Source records
******************************
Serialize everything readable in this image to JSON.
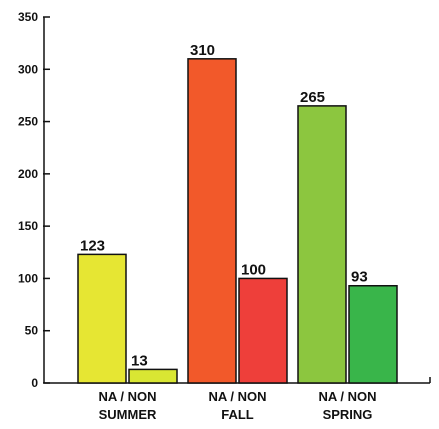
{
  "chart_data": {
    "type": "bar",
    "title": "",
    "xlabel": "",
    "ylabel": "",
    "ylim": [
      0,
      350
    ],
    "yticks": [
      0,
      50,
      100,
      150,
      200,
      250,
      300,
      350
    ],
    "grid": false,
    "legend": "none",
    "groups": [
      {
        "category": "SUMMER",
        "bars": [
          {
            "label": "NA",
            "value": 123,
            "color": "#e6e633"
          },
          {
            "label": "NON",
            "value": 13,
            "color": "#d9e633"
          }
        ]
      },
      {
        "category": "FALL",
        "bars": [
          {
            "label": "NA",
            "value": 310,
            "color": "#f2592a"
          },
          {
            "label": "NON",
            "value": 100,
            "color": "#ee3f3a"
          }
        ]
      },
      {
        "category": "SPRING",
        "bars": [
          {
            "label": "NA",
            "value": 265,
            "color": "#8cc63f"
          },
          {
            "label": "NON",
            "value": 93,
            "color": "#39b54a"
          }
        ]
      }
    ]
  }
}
******************************
## Task details
Return the entries unchanged, save for the pictures, which do not belong in the copy.

## Exercise answer
Serialize everything readable in this image to JSON.
{
  "chart_data": {
    "type": "bar",
    "title": "",
    "xlabel": "",
    "ylabel": "",
    "ylim": [
      0,
      350
    ],
    "yticks": [
      0,
      50,
      100,
      150,
      200,
      250,
      300,
      350
    ],
    "grid": false,
    "legend": "none",
    "groups": [
      {
        "category": "SUMMER",
        "bars": [
          {
            "label": "NA",
            "value": 123,
            "color": "#e6e633"
          },
          {
            "label": "NON",
            "value": 13,
            "color": "#d9e633"
          }
        ]
      },
      {
        "category": "FALL",
        "bars": [
          {
            "label": "NA",
            "value": 310,
            "color": "#f2592a"
          },
          {
            "label": "NON",
            "value": 100,
            "color": "#ee3f3a"
          }
        ]
      },
      {
        "category": "SPRING",
        "bars": [
          {
            "label": "NA",
            "value": 265,
            "color": "#8cc63f"
          },
          {
            "label": "NON",
            "value": 93,
            "color": "#39b54a"
          }
        ]
      }
    ]
  }
}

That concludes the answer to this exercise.